Data items:
■ ■ ■ ■

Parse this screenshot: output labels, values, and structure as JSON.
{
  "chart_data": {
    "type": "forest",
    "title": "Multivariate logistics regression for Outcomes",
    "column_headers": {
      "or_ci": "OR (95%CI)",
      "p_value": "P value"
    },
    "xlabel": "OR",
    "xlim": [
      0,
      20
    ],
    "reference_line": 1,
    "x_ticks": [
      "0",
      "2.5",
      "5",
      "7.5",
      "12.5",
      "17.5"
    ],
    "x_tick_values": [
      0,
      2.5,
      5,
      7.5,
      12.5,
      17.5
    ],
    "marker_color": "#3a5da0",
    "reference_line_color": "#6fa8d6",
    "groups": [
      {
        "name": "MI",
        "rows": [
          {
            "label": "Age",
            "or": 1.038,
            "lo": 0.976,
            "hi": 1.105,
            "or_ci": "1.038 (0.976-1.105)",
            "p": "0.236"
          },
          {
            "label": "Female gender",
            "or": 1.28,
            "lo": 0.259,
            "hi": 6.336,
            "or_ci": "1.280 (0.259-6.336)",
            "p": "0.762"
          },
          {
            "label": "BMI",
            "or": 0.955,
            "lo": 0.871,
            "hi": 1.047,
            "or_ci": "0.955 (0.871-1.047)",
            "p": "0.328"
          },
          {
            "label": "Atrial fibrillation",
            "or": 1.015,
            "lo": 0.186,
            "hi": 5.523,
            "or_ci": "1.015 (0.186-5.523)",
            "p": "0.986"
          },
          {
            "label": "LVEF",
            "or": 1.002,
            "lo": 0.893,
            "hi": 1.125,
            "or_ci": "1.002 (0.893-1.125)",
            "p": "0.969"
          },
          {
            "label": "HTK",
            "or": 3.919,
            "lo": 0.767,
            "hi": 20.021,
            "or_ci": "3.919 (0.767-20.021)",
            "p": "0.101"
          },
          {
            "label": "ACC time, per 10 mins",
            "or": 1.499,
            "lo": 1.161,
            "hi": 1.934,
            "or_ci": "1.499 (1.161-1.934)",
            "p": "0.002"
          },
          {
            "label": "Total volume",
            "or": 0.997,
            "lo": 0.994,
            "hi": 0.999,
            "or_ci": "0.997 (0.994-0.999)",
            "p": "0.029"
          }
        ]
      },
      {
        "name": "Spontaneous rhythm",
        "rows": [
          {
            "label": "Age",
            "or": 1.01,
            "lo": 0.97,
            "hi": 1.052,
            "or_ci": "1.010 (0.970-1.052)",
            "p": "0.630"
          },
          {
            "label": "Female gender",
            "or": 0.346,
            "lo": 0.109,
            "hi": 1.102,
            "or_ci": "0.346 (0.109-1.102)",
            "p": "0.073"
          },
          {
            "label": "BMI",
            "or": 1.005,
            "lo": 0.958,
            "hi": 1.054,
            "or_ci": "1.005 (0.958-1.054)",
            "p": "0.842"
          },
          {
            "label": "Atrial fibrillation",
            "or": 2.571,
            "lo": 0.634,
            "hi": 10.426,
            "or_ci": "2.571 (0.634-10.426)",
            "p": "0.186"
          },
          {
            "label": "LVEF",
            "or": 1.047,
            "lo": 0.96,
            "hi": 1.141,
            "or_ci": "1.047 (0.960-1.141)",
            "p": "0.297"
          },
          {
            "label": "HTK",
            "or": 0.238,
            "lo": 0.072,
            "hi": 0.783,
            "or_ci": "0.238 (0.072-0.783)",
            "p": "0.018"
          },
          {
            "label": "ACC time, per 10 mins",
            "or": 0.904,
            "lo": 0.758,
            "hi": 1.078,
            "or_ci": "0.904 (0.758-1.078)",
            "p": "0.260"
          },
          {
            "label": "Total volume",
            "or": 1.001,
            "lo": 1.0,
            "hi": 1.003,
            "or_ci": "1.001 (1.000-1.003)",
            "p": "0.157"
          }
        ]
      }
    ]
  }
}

■ ■ ■ ■

Repeat the data above, word for word.

TASK RESULT
Parse this screenshot: output labels, values, and structure as JSON.
{
  "chart_data": {
    "type": "forest",
    "title": "Multivariate logistics regression for Outcomes",
    "column_headers": {
      "or_ci": "OR (95%CI)",
      "p_value": "P value"
    },
    "xlabel": "OR",
    "xlim": [
      0,
      20
    ],
    "reference_line": 1,
    "x_ticks": [
      "0",
      "2.5",
      "5",
      "7.5",
      "12.5",
      "17.5"
    ],
    "x_tick_values": [
      0,
      2.5,
      5,
      7.5,
      12.5,
      17.5
    ],
    "marker_color": "#3a5da0",
    "reference_line_color": "#6fa8d6",
    "groups": [
      {
        "name": "MI",
        "rows": [
          {
            "label": "Age",
            "or": 1.038,
            "lo": 0.976,
            "hi": 1.105,
            "or_ci": "1.038 (0.976-1.105)",
            "p": "0.236"
          },
          {
            "label": "Female gender",
            "or": 1.28,
            "lo": 0.259,
            "hi": 6.336,
            "or_ci": "1.280 (0.259-6.336)",
            "p": "0.762"
          },
          {
            "label": "BMI",
            "or": 0.955,
            "lo": 0.871,
            "hi": 1.047,
            "or_ci": "0.955 (0.871-1.047)",
            "p": "0.328"
          },
          {
            "label": "Atrial fibrillation",
            "or": 1.015,
            "lo": 0.186,
            "hi": 5.523,
            "or_ci": "1.015 (0.186-5.523)",
            "p": "0.986"
          },
          {
            "label": "LVEF",
            "or": 1.002,
            "lo": 0.893,
            "hi": 1.125,
            "or_ci": "1.002 (0.893-1.125)",
            "p": "0.969"
          },
          {
            "label": "HTK",
            "or": 3.919,
            "lo": 0.767,
            "hi": 20.021,
            "or_ci": "3.919 (0.767-20.021)",
            "p": "0.101"
          },
          {
            "label": "ACC time, per 10 mins",
            "or": 1.499,
            "lo": 1.161,
            "hi": 1.934,
            "or_ci": "1.499 (1.161-1.934)",
            "p": "0.002"
          },
          {
            "label": "Total volume",
            "or": 0.997,
            "lo": 0.994,
            "hi": 0.999,
            "or_ci": "0.997 (0.994-0.999)",
            "p": "0.029"
          }
        ]
      },
      {
        "name": "Spontaneous rhythm",
        "rows": [
          {
            "label": "Age",
            "or": 1.01,
            "lo": 0.97,
            "hi": 1.052,
            "or_ci": "1.010 (0.970-1.052)",
            "p": "0.630"
          },
          {
            "label": "Female gender",
            "or": 0.346,
            "lo": 0.109,
            "hi": 1.102,
            "or_ci": "0.346 (0.109-1.102)",
            "p": "0.073"
          },
          {
            "label": "BMI",
            "or": 1.005,
            "lo": 0.958,
            "hi": 1.054,
            "or_ci": "1.005 (0.958-1.054)",
            "p": "0.842"
          },
          {
            "label": "Atrial fibrillation",
            "or": 2.571,
            "lo": 0.634,
            "hi": 10.426,
            "or_ci": "2.571 (0.634-10.426)",
            "p": "0.186"
          },
          {
            "label": "LVEF",
            "or": 1.047,
            "lo": 0.96,
            "hi": 1.141,
            "or_ci": "1.047 (0.960-1.141)",
            "p": "0.297"
          },
          {
            "label": "HTK",
            "or": 0.238,
            "lo": 0.072,
            "hi": 0.783,
            "or_ci": "0.238 (0.072-0.783)",
            "p": "0.018"
          },
          {
            "label": "ACC time, per 10 mins",
            "or": 0.904,
            "lo": 0.758,
            "hi": 1.078,
            "or_ci": "0.904 (0.758-1.078)",
            "p": "0.260"
          },
          {
            "label": "Total volume",
            "or": 1.001,
            "lo": 1.0,
            "hi": 1.003,
            "or_ci": "1.001 (1.000-1.003)",
            "p": "0.157"
          }
        ]
      }
    ]
  }
}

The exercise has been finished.